## [What to do]
Return each line that holds the word "name".

[Dataset entries on figures]
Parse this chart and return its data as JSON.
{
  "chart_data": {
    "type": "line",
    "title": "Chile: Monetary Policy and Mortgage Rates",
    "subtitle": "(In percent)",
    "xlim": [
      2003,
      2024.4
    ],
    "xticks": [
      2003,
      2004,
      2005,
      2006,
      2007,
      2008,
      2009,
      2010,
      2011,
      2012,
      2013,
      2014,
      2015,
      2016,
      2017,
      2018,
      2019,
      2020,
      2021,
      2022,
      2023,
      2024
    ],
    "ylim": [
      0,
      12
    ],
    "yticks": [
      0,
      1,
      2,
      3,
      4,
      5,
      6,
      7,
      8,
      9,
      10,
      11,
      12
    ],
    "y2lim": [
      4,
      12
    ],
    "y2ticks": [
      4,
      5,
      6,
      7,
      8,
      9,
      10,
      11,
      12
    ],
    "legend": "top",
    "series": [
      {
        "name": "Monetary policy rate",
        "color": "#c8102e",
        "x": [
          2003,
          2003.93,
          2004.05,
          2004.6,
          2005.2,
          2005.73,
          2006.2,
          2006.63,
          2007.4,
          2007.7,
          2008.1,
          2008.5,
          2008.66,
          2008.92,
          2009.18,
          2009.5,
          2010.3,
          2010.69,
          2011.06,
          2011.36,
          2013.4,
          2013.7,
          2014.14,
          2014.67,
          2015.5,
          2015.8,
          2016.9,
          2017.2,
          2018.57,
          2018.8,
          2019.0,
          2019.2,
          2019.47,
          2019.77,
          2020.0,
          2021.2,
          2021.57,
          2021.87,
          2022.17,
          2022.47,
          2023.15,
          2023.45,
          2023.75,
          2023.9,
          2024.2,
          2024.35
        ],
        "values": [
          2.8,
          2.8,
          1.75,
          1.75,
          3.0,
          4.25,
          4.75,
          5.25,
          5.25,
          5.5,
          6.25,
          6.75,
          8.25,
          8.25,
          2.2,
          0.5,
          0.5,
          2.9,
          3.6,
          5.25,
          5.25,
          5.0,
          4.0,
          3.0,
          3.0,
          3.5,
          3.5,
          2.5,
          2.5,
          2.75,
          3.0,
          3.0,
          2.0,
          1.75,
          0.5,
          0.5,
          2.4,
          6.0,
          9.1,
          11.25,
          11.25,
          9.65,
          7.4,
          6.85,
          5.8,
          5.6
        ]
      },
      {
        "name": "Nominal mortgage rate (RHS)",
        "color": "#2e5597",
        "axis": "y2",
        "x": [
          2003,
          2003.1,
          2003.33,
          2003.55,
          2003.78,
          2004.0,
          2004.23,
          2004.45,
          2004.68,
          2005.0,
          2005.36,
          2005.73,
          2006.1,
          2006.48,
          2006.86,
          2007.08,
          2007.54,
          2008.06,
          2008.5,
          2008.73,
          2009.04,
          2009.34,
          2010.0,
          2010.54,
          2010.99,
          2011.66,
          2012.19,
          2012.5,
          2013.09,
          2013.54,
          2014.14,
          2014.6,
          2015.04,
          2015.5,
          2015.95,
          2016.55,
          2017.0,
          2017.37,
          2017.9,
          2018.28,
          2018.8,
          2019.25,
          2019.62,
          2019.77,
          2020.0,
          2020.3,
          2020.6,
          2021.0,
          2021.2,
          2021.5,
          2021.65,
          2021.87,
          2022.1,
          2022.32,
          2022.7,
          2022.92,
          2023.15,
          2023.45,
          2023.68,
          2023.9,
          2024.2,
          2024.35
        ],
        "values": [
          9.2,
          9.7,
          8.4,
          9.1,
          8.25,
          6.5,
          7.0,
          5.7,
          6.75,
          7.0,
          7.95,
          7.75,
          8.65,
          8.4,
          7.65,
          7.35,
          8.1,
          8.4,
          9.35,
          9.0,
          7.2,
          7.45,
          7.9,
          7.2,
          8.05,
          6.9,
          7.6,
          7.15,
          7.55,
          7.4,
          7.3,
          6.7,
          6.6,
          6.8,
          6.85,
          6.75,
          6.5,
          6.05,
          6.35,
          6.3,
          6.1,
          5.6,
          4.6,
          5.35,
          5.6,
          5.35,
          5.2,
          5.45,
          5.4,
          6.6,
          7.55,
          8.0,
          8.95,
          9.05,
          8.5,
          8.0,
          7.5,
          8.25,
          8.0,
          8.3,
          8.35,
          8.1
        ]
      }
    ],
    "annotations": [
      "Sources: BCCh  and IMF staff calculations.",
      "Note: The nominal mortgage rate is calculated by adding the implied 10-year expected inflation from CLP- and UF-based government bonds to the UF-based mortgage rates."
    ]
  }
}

## [Full response]
        "name": "Monetary policy rate",
        "name": "Nominal mortgage rate (RHS)",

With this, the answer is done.